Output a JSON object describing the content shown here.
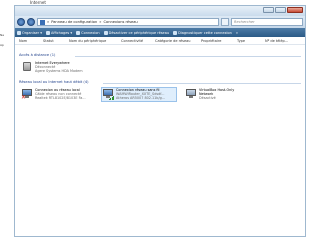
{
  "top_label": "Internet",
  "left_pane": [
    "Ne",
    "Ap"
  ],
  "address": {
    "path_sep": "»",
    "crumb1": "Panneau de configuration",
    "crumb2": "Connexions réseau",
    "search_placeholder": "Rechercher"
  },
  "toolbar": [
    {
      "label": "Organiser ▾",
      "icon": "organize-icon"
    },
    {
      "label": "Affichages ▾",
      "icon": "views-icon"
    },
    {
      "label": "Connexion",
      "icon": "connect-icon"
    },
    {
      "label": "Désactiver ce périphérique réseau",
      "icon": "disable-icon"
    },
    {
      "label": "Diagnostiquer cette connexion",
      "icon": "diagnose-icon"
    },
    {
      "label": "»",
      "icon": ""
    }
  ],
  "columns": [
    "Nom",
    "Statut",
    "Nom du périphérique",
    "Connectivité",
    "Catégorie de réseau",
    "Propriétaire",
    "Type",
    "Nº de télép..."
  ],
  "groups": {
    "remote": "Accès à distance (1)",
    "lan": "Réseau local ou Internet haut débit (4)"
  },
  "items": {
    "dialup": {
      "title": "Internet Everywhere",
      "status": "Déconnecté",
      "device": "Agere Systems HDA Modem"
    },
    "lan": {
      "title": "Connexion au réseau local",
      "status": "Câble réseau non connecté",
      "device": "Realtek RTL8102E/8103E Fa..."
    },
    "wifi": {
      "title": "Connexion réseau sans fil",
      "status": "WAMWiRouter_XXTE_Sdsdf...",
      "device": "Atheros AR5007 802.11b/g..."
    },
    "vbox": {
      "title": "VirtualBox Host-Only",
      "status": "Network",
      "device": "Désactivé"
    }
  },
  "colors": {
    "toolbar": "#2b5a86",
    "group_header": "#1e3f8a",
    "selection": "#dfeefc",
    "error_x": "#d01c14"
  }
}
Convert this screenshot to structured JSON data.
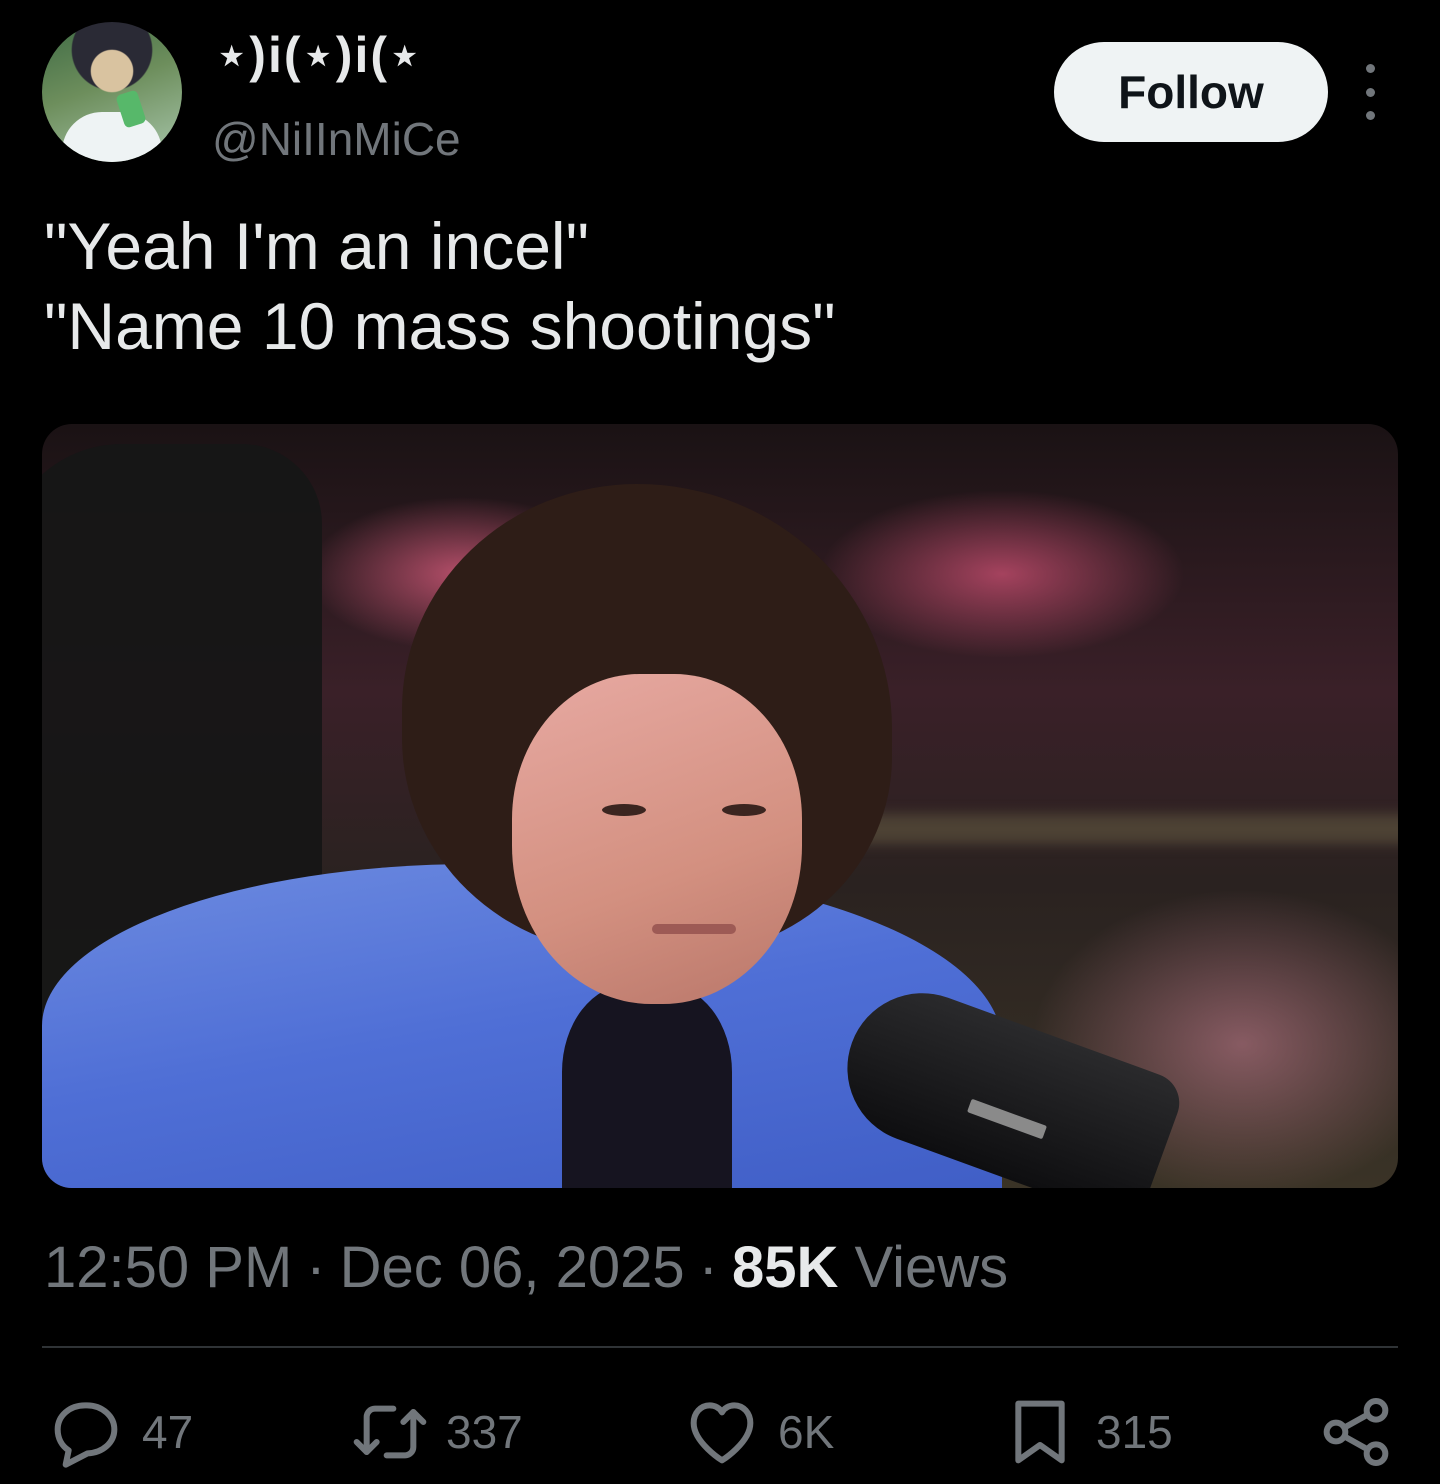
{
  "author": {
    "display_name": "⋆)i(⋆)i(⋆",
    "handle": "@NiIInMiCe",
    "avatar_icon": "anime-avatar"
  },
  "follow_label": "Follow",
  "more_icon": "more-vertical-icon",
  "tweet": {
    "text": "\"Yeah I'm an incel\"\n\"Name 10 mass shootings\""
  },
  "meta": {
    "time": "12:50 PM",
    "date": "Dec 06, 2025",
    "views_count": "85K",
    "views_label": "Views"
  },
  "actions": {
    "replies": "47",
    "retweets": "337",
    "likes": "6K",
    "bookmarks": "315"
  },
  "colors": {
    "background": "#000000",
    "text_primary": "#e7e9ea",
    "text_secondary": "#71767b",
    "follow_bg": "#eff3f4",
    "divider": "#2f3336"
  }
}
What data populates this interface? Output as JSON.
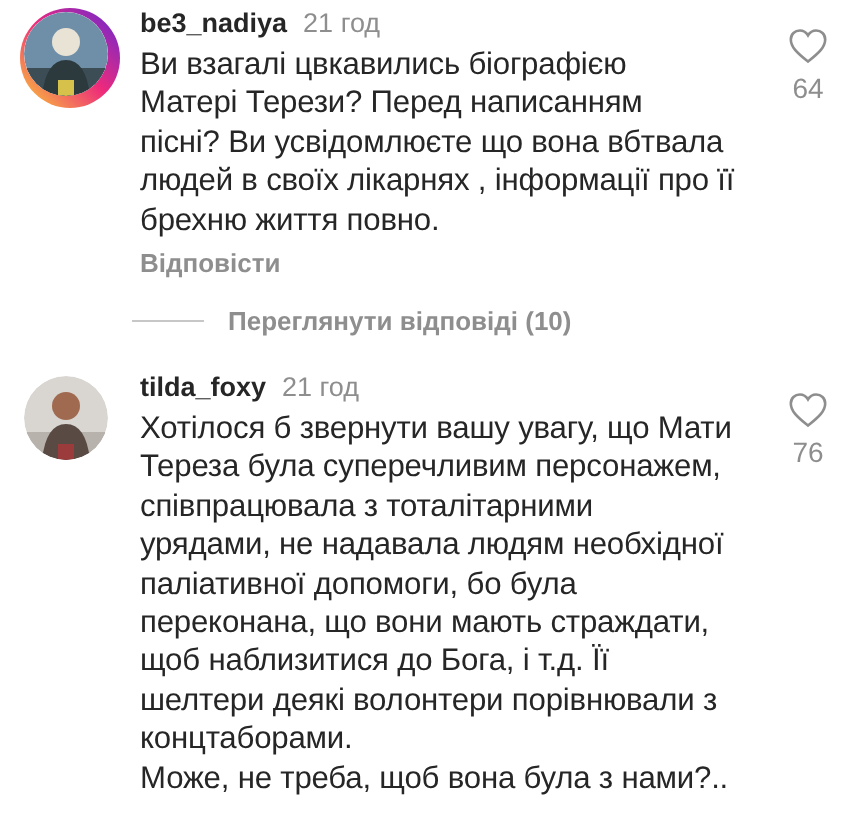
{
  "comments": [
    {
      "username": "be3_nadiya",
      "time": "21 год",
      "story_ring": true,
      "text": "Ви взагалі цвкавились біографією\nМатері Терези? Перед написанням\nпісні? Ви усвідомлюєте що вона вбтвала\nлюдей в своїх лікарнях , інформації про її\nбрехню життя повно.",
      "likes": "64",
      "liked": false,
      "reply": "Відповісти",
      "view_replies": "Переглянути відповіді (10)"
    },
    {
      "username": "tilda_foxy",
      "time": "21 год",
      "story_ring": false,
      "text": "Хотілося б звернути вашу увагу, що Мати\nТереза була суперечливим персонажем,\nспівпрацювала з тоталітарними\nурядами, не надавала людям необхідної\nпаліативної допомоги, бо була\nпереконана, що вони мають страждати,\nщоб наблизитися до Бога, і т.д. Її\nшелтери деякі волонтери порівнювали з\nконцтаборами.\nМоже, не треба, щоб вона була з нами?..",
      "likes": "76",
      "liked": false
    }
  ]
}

+++++

**PROBLEM DESCRIPTION**
Count each line of the entries that holds the word "title", then state the total and nothing more.

**EXPECTED ANSWER**
4